Directions = List every line in this data where the string "xlabel" occurs.

Records to process =

────────────────

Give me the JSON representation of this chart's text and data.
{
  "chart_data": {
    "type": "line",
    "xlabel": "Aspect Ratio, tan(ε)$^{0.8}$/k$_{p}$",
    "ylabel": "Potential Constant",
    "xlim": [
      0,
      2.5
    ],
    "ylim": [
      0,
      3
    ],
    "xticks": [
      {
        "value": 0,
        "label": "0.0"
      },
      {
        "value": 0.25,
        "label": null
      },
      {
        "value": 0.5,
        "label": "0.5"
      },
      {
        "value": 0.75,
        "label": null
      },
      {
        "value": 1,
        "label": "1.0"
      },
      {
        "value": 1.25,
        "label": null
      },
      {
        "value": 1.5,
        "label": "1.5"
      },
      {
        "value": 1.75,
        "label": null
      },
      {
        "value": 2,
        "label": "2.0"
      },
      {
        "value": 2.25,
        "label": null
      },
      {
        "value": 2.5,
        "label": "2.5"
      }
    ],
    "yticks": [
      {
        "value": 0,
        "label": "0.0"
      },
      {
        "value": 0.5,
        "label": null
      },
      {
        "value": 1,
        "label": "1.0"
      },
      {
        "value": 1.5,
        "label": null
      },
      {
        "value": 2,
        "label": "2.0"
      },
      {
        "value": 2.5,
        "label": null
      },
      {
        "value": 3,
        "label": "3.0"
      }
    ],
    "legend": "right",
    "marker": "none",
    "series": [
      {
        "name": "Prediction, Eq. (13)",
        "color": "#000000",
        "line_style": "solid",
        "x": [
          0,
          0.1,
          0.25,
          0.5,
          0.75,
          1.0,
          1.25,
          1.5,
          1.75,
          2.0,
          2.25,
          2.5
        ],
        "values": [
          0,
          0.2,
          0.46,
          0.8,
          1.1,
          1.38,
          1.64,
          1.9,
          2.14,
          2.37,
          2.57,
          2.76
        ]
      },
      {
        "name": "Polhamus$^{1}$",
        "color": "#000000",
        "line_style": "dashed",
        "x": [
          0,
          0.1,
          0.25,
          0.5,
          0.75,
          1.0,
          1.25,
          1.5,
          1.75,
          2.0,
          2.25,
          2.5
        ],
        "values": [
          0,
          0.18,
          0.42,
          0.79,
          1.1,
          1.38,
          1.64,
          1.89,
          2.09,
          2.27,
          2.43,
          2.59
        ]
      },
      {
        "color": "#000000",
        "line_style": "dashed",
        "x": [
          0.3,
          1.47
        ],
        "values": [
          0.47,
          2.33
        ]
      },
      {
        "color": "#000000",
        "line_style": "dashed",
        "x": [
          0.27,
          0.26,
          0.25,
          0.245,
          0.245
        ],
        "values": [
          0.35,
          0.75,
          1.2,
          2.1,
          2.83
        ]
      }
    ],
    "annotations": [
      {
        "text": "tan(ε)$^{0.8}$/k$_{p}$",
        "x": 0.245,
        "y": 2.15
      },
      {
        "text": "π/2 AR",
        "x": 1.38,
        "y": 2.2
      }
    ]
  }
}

────────────────

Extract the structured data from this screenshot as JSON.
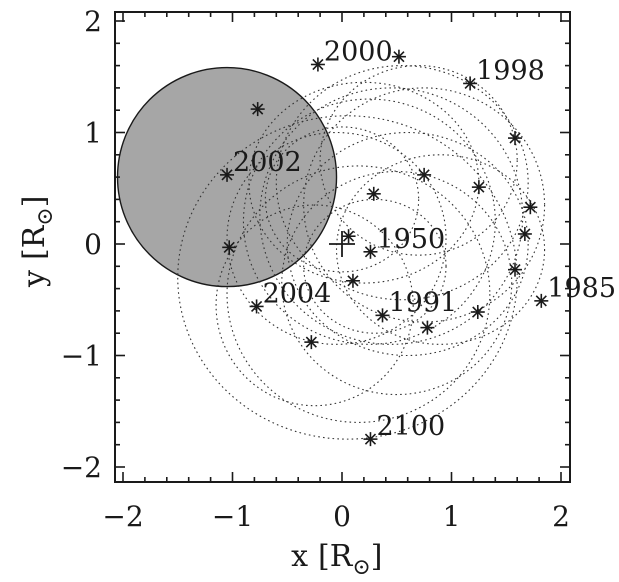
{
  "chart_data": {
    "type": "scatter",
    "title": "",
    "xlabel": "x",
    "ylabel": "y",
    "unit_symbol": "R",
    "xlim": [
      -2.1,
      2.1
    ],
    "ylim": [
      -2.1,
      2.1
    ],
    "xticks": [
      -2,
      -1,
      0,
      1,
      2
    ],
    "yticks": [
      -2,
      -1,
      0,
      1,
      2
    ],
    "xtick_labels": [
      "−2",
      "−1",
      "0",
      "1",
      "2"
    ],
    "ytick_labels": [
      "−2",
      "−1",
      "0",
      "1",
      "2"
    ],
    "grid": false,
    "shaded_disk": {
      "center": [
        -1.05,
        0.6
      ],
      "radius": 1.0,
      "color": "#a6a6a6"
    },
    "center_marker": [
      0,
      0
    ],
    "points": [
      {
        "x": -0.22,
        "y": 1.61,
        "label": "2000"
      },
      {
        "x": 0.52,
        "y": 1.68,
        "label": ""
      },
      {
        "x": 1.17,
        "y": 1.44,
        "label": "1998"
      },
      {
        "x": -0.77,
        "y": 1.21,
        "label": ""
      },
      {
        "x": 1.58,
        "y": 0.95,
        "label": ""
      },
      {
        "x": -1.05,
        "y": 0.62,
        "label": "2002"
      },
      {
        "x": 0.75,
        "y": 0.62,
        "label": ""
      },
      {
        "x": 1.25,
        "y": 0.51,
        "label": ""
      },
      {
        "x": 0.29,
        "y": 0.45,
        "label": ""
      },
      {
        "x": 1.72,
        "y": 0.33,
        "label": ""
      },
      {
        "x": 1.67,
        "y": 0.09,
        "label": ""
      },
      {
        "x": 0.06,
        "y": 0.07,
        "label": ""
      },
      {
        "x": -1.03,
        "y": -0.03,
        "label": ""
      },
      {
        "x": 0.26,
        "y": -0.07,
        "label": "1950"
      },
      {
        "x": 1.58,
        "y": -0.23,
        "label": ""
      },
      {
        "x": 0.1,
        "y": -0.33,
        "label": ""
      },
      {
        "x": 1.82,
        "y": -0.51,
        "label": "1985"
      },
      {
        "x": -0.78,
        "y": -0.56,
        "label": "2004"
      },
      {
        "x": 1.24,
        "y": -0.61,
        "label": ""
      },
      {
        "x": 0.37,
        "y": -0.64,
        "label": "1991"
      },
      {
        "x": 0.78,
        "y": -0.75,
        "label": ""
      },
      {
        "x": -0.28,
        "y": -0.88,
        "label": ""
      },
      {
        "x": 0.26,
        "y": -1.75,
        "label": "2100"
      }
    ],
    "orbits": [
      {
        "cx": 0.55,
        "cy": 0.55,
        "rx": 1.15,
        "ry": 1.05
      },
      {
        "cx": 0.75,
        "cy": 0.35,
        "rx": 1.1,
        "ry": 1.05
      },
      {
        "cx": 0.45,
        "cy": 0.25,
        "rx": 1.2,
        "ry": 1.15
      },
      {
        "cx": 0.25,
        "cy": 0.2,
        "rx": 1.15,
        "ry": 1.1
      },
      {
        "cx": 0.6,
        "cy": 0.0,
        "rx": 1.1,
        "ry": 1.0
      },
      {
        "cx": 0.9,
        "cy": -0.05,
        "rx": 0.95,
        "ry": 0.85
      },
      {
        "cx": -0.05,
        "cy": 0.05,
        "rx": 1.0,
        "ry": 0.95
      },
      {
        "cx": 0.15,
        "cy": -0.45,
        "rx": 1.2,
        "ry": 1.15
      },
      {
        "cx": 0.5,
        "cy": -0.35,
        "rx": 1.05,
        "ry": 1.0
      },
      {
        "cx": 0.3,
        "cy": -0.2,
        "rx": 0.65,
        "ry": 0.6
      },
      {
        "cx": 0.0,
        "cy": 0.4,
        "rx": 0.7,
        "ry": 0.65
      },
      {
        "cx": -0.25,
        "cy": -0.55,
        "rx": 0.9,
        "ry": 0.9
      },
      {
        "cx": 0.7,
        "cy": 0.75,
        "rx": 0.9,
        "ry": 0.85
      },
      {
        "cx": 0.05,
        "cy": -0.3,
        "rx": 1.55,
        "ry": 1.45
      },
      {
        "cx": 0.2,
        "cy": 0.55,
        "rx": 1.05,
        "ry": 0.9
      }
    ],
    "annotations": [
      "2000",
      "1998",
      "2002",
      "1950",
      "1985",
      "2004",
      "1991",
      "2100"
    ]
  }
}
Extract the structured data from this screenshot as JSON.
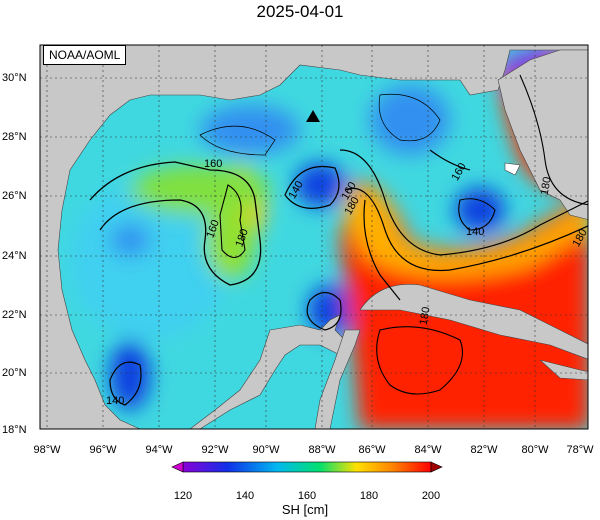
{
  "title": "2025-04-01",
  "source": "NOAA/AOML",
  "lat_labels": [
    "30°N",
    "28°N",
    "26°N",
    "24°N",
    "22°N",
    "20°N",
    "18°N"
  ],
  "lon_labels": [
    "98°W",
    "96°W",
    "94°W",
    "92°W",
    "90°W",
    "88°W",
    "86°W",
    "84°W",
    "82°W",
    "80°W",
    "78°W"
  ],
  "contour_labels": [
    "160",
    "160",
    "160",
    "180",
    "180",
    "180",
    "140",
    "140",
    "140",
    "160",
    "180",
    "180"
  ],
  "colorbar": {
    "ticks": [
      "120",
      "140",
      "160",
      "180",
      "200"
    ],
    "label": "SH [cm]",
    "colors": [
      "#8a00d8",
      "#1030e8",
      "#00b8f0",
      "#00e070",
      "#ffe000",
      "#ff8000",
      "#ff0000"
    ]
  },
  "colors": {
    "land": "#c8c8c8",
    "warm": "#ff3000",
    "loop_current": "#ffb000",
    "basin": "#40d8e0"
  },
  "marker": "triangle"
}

────────────────

Problem solution =
    "xlabel": "Aspect Ratio, tan(ε)$^{0.8}$/k$_{p}$",
    "xlabel": "x",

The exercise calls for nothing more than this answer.